WHAT NEEDS TO BE DONE
Omit every picture while repeating the entries exactly.

Figure data in JSON:
━━━

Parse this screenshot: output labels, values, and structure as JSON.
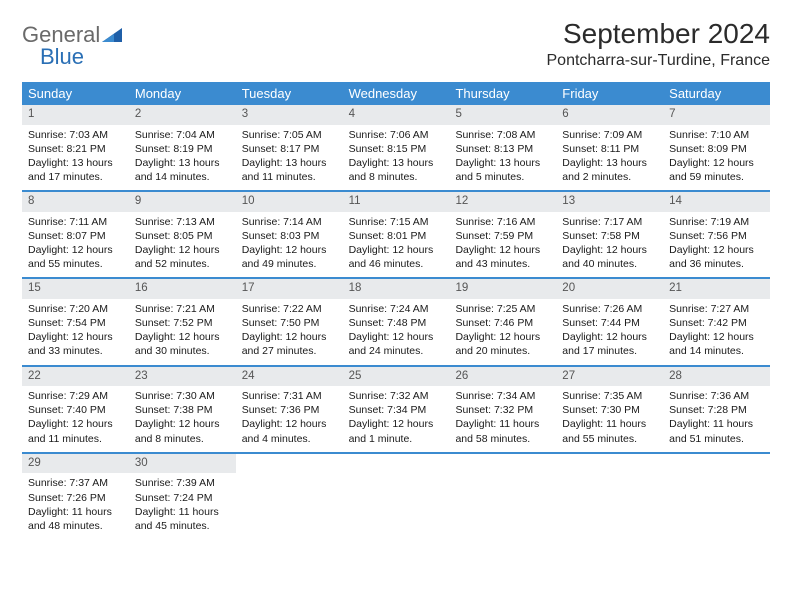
{
  "logo": {
    "part1": "General",
    "part2": "Blue",
    "color_general": "#6a6a6a",
    "color_blue": "#2a6fb5",
    "triangle_color": "#1f5fa8"
  },
  "header": {
    "month_title": "September 2024",
    "location": "Pontcharra-sur-Turdine, France"
  },
  "styling": {
    "header_bg": "#3b8bd0",
    "header_text_color": "#ffffff",
    "daynum_bg": "#e8eaec",
    "daynum_color": "#555555",
    "week_border": "#3b8bd0",
    "body_text_color": "#1a1a1a",
    "font_family": "Arial",
    "month_title_fontsize": 28,
    "location_fontsize": 16,
    "dayheader_fontsize": 13,
    "daynum_fontsize": 11.5,
    "body_fontsize": 10.5
  },
  "day_names": [
    "Sunday",
    "Monday",
    "Tuesday",
    "Wednesday",
    "Thursday",
    "Friday",
    "Saturday"
  ],
  "weeks": [
    [
      {
        "n": "1",
        "sr": "Sunrise: 7:03 AM",
        "ss": "Sunset: 8:21 PM",
        "dl": "Daylight: 13 hours and 17 minutes."
      },
      {
        "n": "2",
        "sr": "Sunrise: 7:04 AM",
        "ss": "Sunset: 8:19 PM",
        "dl": "Daylight: 13 hours and 14 minutes."
      },
      {
        "n": "3",
        "sr": "Sunrise: 7:05 AM",
        "ss": "Sunset: 8:17 PM",
        "dl": "Daylight: 13 hours and 11 minutes."
      },
      {
        "n": "4",
        "sr": "Sunrise: 7:06 AM",
        "ss": "Sunset: 8:15 PM",
        "dl": "Daylight: 13 hours and 8 minutes."
      },
      {
        "n": "5",
        "sr": "Sunrise: 7:08 AM",
        "ss": "Sunset: 8:13 PM",
        "dl": "Daylight: 13 hours and 5 minutes."
      },
      {
        "n": "6",
        "sr": "Sunrise: 7:09 AM",
        "ss": "Sunset: 8:11 PM",
        "dl": "Daylight: 13 hours and 2 minutes."
      },
      {
        "n": "7",
        "sr": "Sunrise: 7:10 AM",
        "ss": "Sunset: 8:09 PM",
        "dl": "Daylight: 12 hours and 59 minutes."
      }
    ],
    [
      {
        "n": "8",
        "sr": "Sunrise: 7:11 AM",
        "ss": "Sunset: 8:07 PM",
        "dl": "Daylight: 12 hours and 55 minutes."
      },
      {
        "n": "9",
        "sr": "Sunrise: 7:13 AM",
        "ss": "Sunset: 8:05 PM",
        "dl": "Daylight: 12 hours and 52 minutes."
      },
      {
        "n": "10",
        "sr": "Sunrise: 7:14 AM",
        "ss": "Sunset: 8:03 PM",
        "dl": "Daylight: 12 hours and 49 minutes."
      },
      {
        "n": "11",
        "sr": "Sunrise: 7:15 AM",
        "ss": "Sunset: 8:01 PM",
        "dl": "Daylight: 12 hours and 46 minutes."
      },
      {
        "n": "12",
        "sr": "Sunrise: 7:16 AM",
        "ss": "Sunset: 7:59 PM",
        "dl": "Daylight: 12 hours and 43 minutes."
      },
      {
        "n": "13",
        "sr": "Sunrise: 7:17 AM",
        "ss": "Sunset: 7:58 PM",
        "dl": "Daylight: 12 hours and 40 minutes."
      },
      {
        "n": "14",
        "sr": "Sunrise: 7:19 AM",
        "ss": "Sunset: 7:56 PM",
        "dl": "Daylight: 12 hours and 36 minutes."
      }
    ],
    [
      {
        "n": "15",
        "sr": "Sunrise: 7:20 AM",
        "ss": "Sunset: 7:54 PM",
        "dl": "Daylight: 12 hours and 33 minutes."
      },
      {
        "n": "16",
        "sr": "Sunrise: 7:21 AM",
        "ss": "Sunset: 7:52 PM",
        "dl": "Daylight: 12 hours and 30 minutes."
      },
      {
        "n": "17",
        "sr": "Sunrise: 7:22 AM",
        "ss": "Sunset: 7:50 PM",
        "dl": "Daylight: 12 hours and 27 minutes."
      },
      {
        "n": "18",
        "sr": "Sunrise: 7:24 AM",
        "ss": "Sunset: 7:48 PM",
        "dl": "Daylight: 12 hours and 24 minutes."
      },
      {
        "n": "19",
        "sr": "Sunrise: 7:25 AM",
        "ss": "Sunset: 7:46 PM",
        "dl": "Daylight: 12 hours and 20 minutes."
      },
      {
        "n": "20",
        "sr": "Sunrise: 7:26 AM",
        "ss": "Sunset: 7:44 PM",
        "dl": "Daylight: 12 hours and 17 minutes."
      },
      {
        "n": "21",
        "sr": "Sunrise: 7:27 AM",
        "ss": "Sunset: 7:42 PM",
        "dl": "Daylight: 12 hours and 14 minutes."
      }
    ],
    [
      {
        "n": "22",
        "sr": "Sunrise: 7:29 AM",
        "ss": "Sunset: 7:40 PM",
        "dl": "Daylight: 12 hours and 11 minutes."
      },
      {
        "n": "23",
        "sr": "Sunrise: 7:30 AM",
        "ss": "Sunset: 7:38 PM",
        "dl": "Daylight: 12 hours and 8 minutes."
      },
      {
        "n": "24",
        "sr": "Sunrise: 7:31 AM",
        "ss": "Sunset: 7:36 PM",
        "dl": "Daylight: 12 hours and 4 minutes."
      },
      {
        "n": "25",
        "sr": "Sunrise: 7:32 AM",
        "ss": "Sunset: 7:34 PM",
        "dl": "Daylight: 12 hours and 1 minute."
      },
      {
        "n": "26",
        "sr": "Sunrise: 7:34 AM",
        "ss": "Sunset: 7:32 PM",
        "dl": "Daylight: 11 hours and 58 minutes."
      },
      {
        "n": "27",
        "sr": "Sunrise: 7:35 AM",
        "ss": "Sunset: 7:30 PM",
        "dl": "Daylight: 11 hours and 55 minutes."
      },
      {
        "n": "28",
        "sr": "Sunrise: 7:36 AM",
        "ss": "Sunset: 7:28 PM",
        "dl": "Daylight: 11 hours and 51 minutes."
      }
    ],
    [
      {
        "n": "29",
        "sr": "Sunrise: 7:37 AM",
        "ss": "Sunset: 7:26 PM",
        "dl": "Daylight: 11 hours and 48 minutes."
      },
      {
        "n": "30",
        "sr": "Sunrise: 7:39 AM",
        "ss": "Sunset: 7:24 PM",
        "dl": "Daylight: 11 hours and 45 minutes."
      },
      null,
      null,
      null,
      null,
      null
    ]
  ]
}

━━━

SOLUTION TO THE PROBLEM
Parse this screenshot: output labels, values, and structure as JSON.
{
  "logo": {
    "part1": "General",
    "part2": "Blue",
    "color_general": "#6a6a6a",
    "color_blue": "#2a6fb5",
    "triangle_color": "#1f5fa8"
  },
  "header": {
    "month_title": "September 2024",
    "location": "Pontcharra-sur-Turdine, France"
  },
  "styling": {
    "header_bg": "#3b8bd0",
    "header_text_color": "#ffffff",
    "daynum_bg": "#e8eaec",
    "daynum_color": "#555555",
    "week_border": "#3b8bd0",
    "body_text_color": "#1a1a1a",
    "font_family": "Arial",
    "month_title_fontsize": 28,
    "location_fontsize": 16,
    "dayheader_fontsize": 13,
    "daynum_fontsize": 11.5,
    "body_fontsize": 10.5
  },
  "day_names": [
    "Sunday",
    "Monday",
    "Tuesday",
    "Wednesday",
    "Thursday",
    "Friday",
    "Saturday"
  ],
  "weeks": [
    [
      {
        "n": "1",
        "sr": "Sunrise: 7:03 AM",
        "ss": "Sunset: 8:21 PM",
        "dl": "Daylight: 13 hours and 17 minutes."
      },
      {
        "n": "2",
        "sr": "Sunrise: 7:04 AM",
        "ss": "Sunset: 8:19 PM",
        "dl": "Daylight: 13 hours and 14 minutes."
      },
      {
        "n": "3",
        "sr": "Sunrise: 7:05 AM",
        "ss": "Sunset: 8:17 PM",
        "dl": "Daylight: 13 hours and 11 minutes."
      },
      {
        "n": "4",
        "sr": "Sunrise: 7:06 AM",
        "ss": "Sunset: 8:15 PM",
        "dl": "Daylight: 13 hours and 8 minutes."
      },
      {
        "n": "5",
        "sr": "Sunrise: 7:08 AM",
        "ss": "Sunset: 8:13 PM",
        "dl": "Daylight: 13 hours and 5 minutes."
      },
      {
        "n": "6",
        "sr": "Sunrise: 7:09 AM",
        "ss": "Sunset: 8:11 PM",
        "dl": "Daylight: 13 hours and 2 minutes."
      },
      {
        "n": "7",
        "sr": "Sunrise: 7:10 AM",
        "ss": "Sunset: 8:09 PM",
        "dl": "Daylight: 12 hours and 59 minutes."
      }
    ],
    [
      {
        "n": "8",
        "sr": "Sunrise: 7:11 AM",
        "ss": "Sunset: 8:07 PM",
        "dl": "Daylight: 12 hours and 55 minutes."
      },
      {
        "n": "9",
        "sr": "Sunrise: 7:13 AM",
        "ss": "Sunset: 8:05 PM",
        "dl": "Daylight: 12 hours and 52 minutes."
      },
      {
        "n": "10",
        "sr": "Sunrise: 7:14 AM",
        "ss": "Sunset: 8:03 PM",
        "dl": "Daylight: 12 hours and 49 minutes."
      },
      {
        "n": "11",
        "sr": "Sunrise: 7:15 AM",
        "ss": "Sunset: 8:01 PM",
        "dl": "Daylight: 12 hours and 46 minutes."
      },
      {
        "n": "12",
        "sr": "Sunrise: 7:16 AM",
        "ss": "Sunset: 7:59 PM",
        "dl": "Daylight: 12 hours and 43 minutes."
      },
      {
        "n": "13",
        "sr": "Sunrise: 7:17 AM",
        "ss": "Sunset: 7:58 PM",
        "dl": "Daylight: 12 hours and 40 minutes."
      },
      {
        "n": "14",
        "sr": "Sunrise: 7:19 AM",
        "ss": "Sunset: 7:56 PM",
        "dl": "Daylight: 12 hours and 36 minutes."
      }
    ],
    [
      {
        "n": "15",
        "sr": "Sunrise: 7:20 AM",
        "ss": "Sunset: 7:54 PM",
        "dl": "Daylight: 12 hours and 33 minutes."
      },
      {
        "n": "16",
        "sr": "Sunrise: 7:21 AM",
        "ss": "Sunset: 7:52 PM",
        "dl": "Daylight: 12 hours and 30 minutes."
      },
      {
        "n": "17",
        "sr": "Sunrise: 7:22 AM",
        "ss": "Sunset: 7:50 PM",
        "dl": "Daylight: 12 hours and 27 minutes."
      },
      {
        "n": "18",
        "sr": "Sunrise: 7:24 AM",
        "ss": "Sunset: 7:48 PM",
        "dl": "Daylight: 12 hours and 24 minutes."
      },
      {
        "n": "19",
        "sr": "Sunrise: 7:25 AM",
        "ss": "Sunset: 7:46 PM",
        "dl": "Daylight: 12 hours and 20 minutes."
      },
      {
        "n": "20",
        "sr": "Sunrise: 7:26 AM",
        "ss": "Sunset: 7:44 PM",
        "dl": "Daylight: 12 hours and 17 minutes."
      },
      {
        "n": "21",
        "sr": "Sunrise: 7:27 AM",
        "ss": "Sunset: 7:42 PM",
        "dl": "Daylight: 12 hours and 14 minutes."
      }
    ],
    [
      {
        "n": "22",
        "sr": "Sunrise: 7:29 AM",
        "ss": "Sunset: 7:40 PM",
        "dl": "Daylight: 12 hours and 11 minutes."
      },
      {
        "n": "23",
        "sr": "Sunrise: 7:30 AM",
        "ss": "Sunset: 7:38 PM",
        "dl": "Daylight: 12 hours and 8 minutes."
      },
      {
        "n": "24",
        "sr": "Sunrise: 7:31 AM",
        "ss": "Sunset: 7:36 PM",
        "dl": "Daylight: 12 hours and 4 minutes."
      },
      {
        "n": "25",
        "sr": "Sunrise: 7:32 AM",
        "ss": "Sunset: 7:34 PM",
        "dl": "Daylight: 12 hours and 1 minute."
      },
      {
        "n": "26",
        "sr": "Sunrise: 7:34 AM",
        "ss": "Sunset: 7:32 PM",
        "dl": "Daylight: 11 hours and 58 minutes."
      },
      {
        "n": "27",
        "sr": "Sunrise: 7:35 AM",
        "ss": "Sunset: 7:30 PM",
        "dl": "Daylight: 11 hours and 55 minutes."
      },
      {
        "n": "28",
        "sr": "Sunrise: 7:36 AM",
        "ss": "Sunset: 7:28 PM",
        "dl": "Daylight: 11 hours and 51 minutes."
      }
    ],
    [
      {
        "n": "29",
        "sr": "Sunrise: 7:37 AM",
        "ss": "Sunset: 7:26 PM",
        "dl": "Daylight: 11 hours and 48 minutes."
      },
      {
        "n": "30",
        "sr": "Sunrise: 7:39 AM",
        "ss": "Sunset: 7:24 PM",
        "dl": "Daylight: 11 hours and 45 minutes."
      },
      null,
      null,
      null,
      null,
      null
    ]
  ]
}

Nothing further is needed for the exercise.